DIRECTIONS FOR THIS TASK: Go through the lines below and copy each one that holds the string "desks".

RECORDED INFORMATION:
* * * * * * * * *

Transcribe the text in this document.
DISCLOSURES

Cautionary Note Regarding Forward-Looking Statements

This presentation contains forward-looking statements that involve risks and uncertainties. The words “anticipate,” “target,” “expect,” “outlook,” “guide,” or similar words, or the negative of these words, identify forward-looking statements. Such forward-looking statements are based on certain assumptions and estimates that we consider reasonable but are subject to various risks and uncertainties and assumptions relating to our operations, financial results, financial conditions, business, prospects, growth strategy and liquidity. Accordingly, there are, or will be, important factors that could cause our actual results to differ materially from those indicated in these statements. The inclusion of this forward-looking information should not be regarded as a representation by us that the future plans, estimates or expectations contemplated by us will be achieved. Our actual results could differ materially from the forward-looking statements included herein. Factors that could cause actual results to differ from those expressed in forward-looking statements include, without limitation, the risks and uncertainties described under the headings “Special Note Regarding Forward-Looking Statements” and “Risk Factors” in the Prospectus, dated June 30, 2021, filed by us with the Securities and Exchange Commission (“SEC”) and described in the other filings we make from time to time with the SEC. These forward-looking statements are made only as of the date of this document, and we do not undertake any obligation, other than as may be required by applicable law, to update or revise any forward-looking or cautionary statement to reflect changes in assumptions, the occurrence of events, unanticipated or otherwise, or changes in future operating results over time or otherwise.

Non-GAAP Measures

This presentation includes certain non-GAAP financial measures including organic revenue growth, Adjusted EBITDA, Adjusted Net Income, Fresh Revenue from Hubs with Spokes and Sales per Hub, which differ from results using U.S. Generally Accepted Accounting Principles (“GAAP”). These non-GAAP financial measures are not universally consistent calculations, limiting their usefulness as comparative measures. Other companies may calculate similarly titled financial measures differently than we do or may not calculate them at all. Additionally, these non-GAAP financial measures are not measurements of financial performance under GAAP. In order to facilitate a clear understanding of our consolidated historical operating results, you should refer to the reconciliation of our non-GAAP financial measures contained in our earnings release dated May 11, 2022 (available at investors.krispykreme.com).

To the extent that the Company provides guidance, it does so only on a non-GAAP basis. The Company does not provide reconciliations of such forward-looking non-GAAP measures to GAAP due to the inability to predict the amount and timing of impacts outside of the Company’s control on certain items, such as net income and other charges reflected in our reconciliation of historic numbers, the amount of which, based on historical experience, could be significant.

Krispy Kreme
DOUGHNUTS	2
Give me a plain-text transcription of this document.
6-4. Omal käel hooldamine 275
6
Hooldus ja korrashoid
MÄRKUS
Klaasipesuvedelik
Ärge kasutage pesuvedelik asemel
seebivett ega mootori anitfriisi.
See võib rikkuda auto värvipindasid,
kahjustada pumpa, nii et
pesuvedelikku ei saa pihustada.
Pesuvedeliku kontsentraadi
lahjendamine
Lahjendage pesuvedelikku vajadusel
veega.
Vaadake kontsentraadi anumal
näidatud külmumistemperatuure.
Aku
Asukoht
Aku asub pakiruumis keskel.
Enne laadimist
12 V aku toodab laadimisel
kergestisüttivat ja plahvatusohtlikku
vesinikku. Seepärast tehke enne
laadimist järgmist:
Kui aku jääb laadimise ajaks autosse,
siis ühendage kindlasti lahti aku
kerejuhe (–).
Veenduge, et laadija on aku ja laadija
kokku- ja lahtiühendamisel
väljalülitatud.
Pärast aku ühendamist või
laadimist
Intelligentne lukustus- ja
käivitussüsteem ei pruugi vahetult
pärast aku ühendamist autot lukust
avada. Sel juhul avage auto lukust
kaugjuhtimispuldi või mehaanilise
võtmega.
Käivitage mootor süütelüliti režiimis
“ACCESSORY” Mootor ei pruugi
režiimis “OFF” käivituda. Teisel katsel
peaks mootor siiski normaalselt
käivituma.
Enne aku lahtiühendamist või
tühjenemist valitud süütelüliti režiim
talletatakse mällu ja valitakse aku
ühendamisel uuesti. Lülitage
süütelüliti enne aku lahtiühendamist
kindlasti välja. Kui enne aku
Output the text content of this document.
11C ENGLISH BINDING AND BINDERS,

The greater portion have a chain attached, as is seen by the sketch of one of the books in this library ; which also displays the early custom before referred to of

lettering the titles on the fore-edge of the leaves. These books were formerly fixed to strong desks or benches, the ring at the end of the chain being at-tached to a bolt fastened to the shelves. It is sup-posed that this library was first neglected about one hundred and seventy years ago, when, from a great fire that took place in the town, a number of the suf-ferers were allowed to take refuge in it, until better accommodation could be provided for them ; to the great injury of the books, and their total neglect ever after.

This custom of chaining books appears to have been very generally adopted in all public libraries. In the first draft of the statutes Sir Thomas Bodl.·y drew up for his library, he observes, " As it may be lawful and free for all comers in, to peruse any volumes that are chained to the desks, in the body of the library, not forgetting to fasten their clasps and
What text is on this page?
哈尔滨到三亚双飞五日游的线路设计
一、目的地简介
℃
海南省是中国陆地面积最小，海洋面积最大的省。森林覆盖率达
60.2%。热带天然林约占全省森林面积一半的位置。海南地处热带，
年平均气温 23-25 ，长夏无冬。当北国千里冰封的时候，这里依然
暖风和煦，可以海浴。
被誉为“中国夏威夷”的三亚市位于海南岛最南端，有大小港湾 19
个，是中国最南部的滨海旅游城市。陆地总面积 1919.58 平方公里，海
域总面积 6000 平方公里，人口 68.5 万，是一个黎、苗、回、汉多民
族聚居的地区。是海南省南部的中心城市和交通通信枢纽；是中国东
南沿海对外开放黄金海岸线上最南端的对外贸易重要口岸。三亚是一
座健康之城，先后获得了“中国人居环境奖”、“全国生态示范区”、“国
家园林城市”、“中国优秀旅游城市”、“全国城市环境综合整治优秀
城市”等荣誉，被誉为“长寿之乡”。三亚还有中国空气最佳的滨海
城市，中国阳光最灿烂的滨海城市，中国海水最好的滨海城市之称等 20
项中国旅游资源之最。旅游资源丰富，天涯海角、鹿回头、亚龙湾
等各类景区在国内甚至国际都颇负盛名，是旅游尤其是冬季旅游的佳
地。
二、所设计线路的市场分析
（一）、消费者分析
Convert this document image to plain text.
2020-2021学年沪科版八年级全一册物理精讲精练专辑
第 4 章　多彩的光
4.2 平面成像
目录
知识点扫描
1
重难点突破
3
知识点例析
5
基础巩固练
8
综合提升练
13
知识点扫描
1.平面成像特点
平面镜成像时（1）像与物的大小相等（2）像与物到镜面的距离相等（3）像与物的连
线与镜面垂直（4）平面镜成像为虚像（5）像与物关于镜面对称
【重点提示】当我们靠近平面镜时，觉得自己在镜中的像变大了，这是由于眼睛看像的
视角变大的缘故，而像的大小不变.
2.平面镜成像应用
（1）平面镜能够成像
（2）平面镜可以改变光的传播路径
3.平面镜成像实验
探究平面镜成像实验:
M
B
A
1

* * * * * * * * *

RESULT OF THIS EXERCISE:
lettering the titles on the fore-edge of the leaves. These books were formerly fixed to strong desks or benches, the ring at the end of the chain being at-tached to a bolt fastened to the shelves. It is sup-posed that this library was first neglected about one hundred and seventy years ago, when, from a great fire that took place in the town, a number of the suf-ferers were allowed to take refuge in it, until better accommodation could be provided for them ; to the great injury of the books, and their total neglect ever after.
This custom of chaining books appears to have been very generally adopted in all public libraries. In the first draft of the statutes Sir Thomas Bodl.·y drew up for his library, he observes, " As it may be lawful and free for all comers in, to peruse any volumes that are chained to the desks, in the body of the library, not forgetting to fasten their clasps and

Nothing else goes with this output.